▸ **Work to do**: Print all the entries verbatim.

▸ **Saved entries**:
——

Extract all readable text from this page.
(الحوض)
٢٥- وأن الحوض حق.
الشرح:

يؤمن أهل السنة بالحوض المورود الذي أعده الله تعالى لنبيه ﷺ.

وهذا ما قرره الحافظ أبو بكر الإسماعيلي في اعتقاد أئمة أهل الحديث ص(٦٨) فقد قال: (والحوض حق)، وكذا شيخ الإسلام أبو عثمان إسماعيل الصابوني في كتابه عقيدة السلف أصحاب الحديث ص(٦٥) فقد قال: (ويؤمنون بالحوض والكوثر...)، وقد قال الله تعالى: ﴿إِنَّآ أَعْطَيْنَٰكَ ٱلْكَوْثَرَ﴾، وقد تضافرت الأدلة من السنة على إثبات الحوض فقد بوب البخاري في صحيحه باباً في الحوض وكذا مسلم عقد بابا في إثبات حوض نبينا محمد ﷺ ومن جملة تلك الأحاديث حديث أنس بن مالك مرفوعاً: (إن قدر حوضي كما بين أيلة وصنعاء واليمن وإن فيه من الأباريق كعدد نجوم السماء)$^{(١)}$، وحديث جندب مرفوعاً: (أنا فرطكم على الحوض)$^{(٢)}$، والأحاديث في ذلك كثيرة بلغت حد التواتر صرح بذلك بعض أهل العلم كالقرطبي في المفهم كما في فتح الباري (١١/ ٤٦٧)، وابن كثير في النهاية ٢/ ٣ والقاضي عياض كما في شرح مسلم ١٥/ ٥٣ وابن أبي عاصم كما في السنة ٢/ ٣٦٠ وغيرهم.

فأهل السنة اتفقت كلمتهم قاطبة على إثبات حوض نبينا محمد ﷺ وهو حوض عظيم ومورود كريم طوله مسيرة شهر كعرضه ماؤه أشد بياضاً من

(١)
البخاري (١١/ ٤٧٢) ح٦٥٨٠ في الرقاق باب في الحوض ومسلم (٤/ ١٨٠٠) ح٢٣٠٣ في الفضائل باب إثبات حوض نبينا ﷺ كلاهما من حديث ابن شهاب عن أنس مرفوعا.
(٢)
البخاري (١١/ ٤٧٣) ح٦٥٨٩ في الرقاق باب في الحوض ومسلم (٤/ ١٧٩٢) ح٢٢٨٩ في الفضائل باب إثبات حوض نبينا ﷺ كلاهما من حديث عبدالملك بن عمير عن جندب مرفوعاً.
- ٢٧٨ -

——

▸ **Expected answer**:
Extract all readable text from this page.
(الحوض)
٢٥- وأن الحوض حق.
الشرح:

يؤمن أهل السنة بالحوض المورود الذي أعده الله تعالى لنبيه ﷺ.

وهذا ما قرره الحافظ أبو بكر الإسماعيلي في اعتقاد أئمة أهل الحديث ص(٦٨) فقد قال: (والحوض حق)، وكذا شيخ الإسلام أبو عثمان إسماعيل الصابوني في كتابه عقيدة السلف أصحاب الحديث ص(٦٥) فقد قال: (ويؤمنون بالحوض والكوثر...)، وقد قال الله تعالى: ﴿إِنَّآ أَعْطَيْنَٰكَ ٱلْكَوْثَرَ﴾، وقد تضافرت الأدلة من السنة على إثبات الحوض فقد بوب البخاري في صحيحه باباً في الحوض وكذا مسلم عقد بابا في إثبات حوض نبينا محمد ﷺ ومن جملة تلك الأحاديث حديث أنس بن مالك مرفوعاً: (إن قدر حوضي كما بين أيلة وصنعاء واليمن وإن فيه من الأباريق كعدد نجوم السماء)$^{(١)}$، وحديث جندب مرفوعاً: (أنا فرطكم على الحوض)$^{(٢)}$، والأحاديث في ذلك كثيرة بلغت حد التواتر صرح بذلك بعض أهل العلم كالقرطبي في المفهم كما في فتح الباري (١١/ ٤٦٧)، وابن كثير في النهاية ٢/ ٣ والقاضي عياض كما في شرح مسلم ١٥/ ٥٣ وابن أبي عاصم كما في السنة ٢/ ٣٦٠ وغيرهم.

فأهل السنة اتفقت كلمتهم قاطبة على إثبات حوض نبينا محمد ﷺ وهو حوض عظيم ومورود كريم طوله مسيرة شهر كعرضه ماؤه أشد بياضاً من

(١)
البخاري (١١/ ٤٧٢) ح٦٥٨٠ في الرقاق باب في الحوض ومسلم (٤/ ١٨٠٠) ح٢٣٠٣ في الفضائل باب إثبات حوض نبينا ﷺ كلاهما من حديث ابن شهاب عن أنس مرفوعا.
(٢)
البخاري (١١/ ٤٧٣) ح٦٥٨٩ في الرقاق باب في الحوض ومسلم (٤/ ١٧٩٢) ح٢٢٨٩ في الفضائل باب إثبات حوض نبينا ﷺ كلاهما من حديث عبدالملك بن عمير عن جندب مرفوعاً.
- ٢٧٨ -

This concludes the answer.